▶ _To be done_
Format every line of the rows below as a JSON list of strings, one string per line, with blank lines left out. Leave the pictures out of the answer.

****************************************

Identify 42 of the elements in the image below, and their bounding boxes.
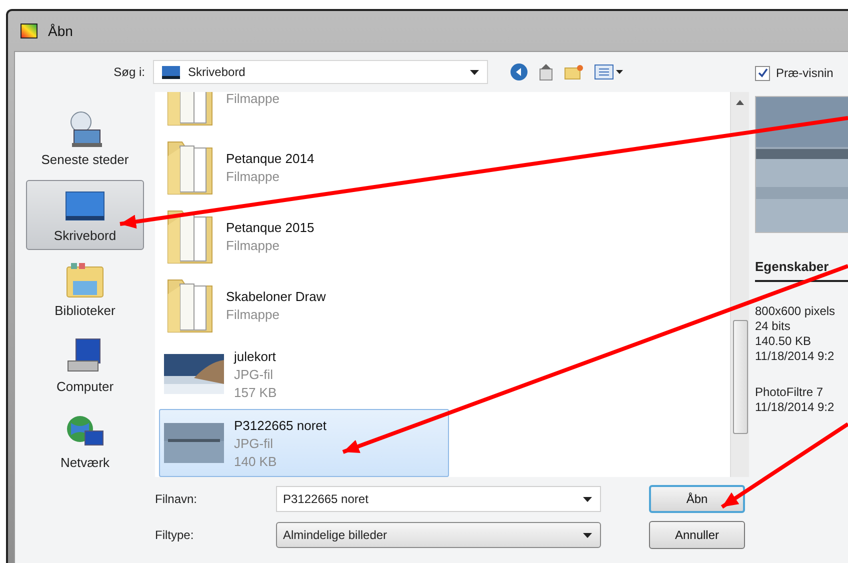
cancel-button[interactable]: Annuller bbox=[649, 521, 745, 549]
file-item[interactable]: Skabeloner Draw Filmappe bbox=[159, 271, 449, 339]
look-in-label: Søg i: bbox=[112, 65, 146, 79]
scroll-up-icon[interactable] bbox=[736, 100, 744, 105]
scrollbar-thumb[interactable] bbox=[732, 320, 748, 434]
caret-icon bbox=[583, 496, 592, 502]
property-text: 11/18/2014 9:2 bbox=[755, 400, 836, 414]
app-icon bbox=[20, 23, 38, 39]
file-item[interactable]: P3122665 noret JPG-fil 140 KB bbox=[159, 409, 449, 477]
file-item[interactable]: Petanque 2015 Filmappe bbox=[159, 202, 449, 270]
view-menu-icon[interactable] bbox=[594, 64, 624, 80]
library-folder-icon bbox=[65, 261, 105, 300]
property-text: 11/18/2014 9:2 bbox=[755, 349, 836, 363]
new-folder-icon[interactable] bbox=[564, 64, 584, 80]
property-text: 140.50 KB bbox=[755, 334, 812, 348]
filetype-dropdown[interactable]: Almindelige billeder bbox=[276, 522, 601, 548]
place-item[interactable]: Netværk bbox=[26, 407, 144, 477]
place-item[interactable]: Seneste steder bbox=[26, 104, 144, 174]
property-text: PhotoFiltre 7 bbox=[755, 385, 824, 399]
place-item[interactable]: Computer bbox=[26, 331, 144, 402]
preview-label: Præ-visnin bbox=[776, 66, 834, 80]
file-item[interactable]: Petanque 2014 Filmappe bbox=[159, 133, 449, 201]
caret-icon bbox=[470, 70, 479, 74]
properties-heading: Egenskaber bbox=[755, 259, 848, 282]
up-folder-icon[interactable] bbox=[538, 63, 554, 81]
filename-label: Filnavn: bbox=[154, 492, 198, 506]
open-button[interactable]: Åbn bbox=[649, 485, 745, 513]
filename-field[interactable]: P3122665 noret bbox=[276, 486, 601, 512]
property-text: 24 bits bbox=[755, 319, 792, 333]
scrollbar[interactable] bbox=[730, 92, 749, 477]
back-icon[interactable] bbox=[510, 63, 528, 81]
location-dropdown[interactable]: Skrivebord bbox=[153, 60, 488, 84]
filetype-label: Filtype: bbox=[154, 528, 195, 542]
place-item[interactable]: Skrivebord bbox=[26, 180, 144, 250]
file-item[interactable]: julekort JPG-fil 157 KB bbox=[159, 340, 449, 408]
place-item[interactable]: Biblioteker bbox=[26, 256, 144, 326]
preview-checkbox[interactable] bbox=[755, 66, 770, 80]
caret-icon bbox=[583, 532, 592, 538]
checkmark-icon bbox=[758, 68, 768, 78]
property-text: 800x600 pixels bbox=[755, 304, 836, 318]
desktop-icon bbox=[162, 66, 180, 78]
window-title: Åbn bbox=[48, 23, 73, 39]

****************************************

▶ _Answer to the problem_
[
  "Identify 42 of the elements in the image below, and their bounding boxes.",
  "cancel-button[interactable]: Annuller bbox=[649, 521, 745, 549]",
  "file-item[interactable]: Skabeloner Draw Filmappe bbox=[159, 271, 449, 339]",
  "look-in-label: Søg i: bbox=[112, 65, 146, 79]",
  "scroll-up-icon[interactable] bbox=[736, 100, 744, 105]",
  "scrollbar-thumb[interactable] bbox=[732, 320, 748, 434]",
  "caret-icon bbox=[583, 496, 592, 502]",
  "property-text: 11/18/2014 9:2 bbox=[755, 400, 836, 414]",
  "app-icon bbox=[20, 23, 38, 39]",
  "file-item[interactable]: P3122665 noret JPG-fil 140 KB bbox=[159, 409, 449, 477]",
  "file-item[interactable]: Petanque 2015 Filmappe bbox=[159, 202, 449, 270]",
  "view-menu-icon[interactable] bbox=[594, 64, 624, 80]",
  "library-folder-icon bbox=[65, 261, 105, 300]",
  "property-text: 11/18/2014 9:2 bbox=[755, 349, 836, 363]",
  "new-folder-icon[interactable] bbox=[564, 64, 584, 80]",
  "property-text: 140.50 KB bbox=[755, 334, 812, 348]",
  "filetype-dropdown[interactable]: Almindelige billeder bbox=[276, 522, 601, 548]",
  "place-item[interactable]: Netværk bbox=[26, 407, 144, 477]",
  "place-item[interactable]: Seneste steder bbox=[26, 104, 144, 174]",
  "property-text: PhotoFiltre 7 bbox=[755, 385, 824, 399]",
  "place-item[interactable]: Computer bbox=[26, 331, 144, 402]",
  "preview-label: Præ-visnin bbox=[776, 66, 834, 80]",
  "file-item[interactable]: Petanque 2014 Filmappe bbox=[159, 133, 449, 201]",
  "caret-icon bbox=[470, 70, 479, 74]",
  "properties-heading: Egenskaber bbox=[755, 259, 848, 282]",
  "up-folder-icon[interactable] bbox=[538, 63, 554, 81]",
  "filename-label: Filnavn: bbox=[154, 492, 198, 506]",
  "open-button[interactable]: Åbn bbox=[649, 485, 745, 513]",
  "filename-field[interactable]: P3122665 noret bbox=[276, 486, 601, 512]",
  "property-text: 24 bits bbox=[755, 319, 792, 333]",
  "scrollbar[interactable] bbox=[730, 92, 749, 477]",
  "back-icon[interactable] bbox=[510, 63, 528, 81]",
  "location-dropdown[interactable]: Skrivebord bbox=[153, 60, 488, 84]",
  "filetype-label: Filtype: bbox=[154, 528, 195, 542]",
  "place-item[interactable]: Skrivebord bbox=[26, 180, 144, 250]",
  "file-item[interactable]: julekort JPG-fil 157 KB bbox=[159, 340, 449, 408]",
  "place-item[interactable]: Biblioteker bbox=[26, 256, 144, 326]",
  "preview-checkbox[interactable] bbox=[755, 66, 770, 80]",
  "caret-icon bbox=[583, 532, 592, 538]",
  "checkmark-icon bbox=[758, 68, 768, 78]",
  "property-text: 800x600 pixels bbox=[755, 304, 836, 318]",
  "desktop-icon bbox=[162, 66, 180, 78]",
  "window-title: Åbn bbox=[48, 23, 73, 39]"
]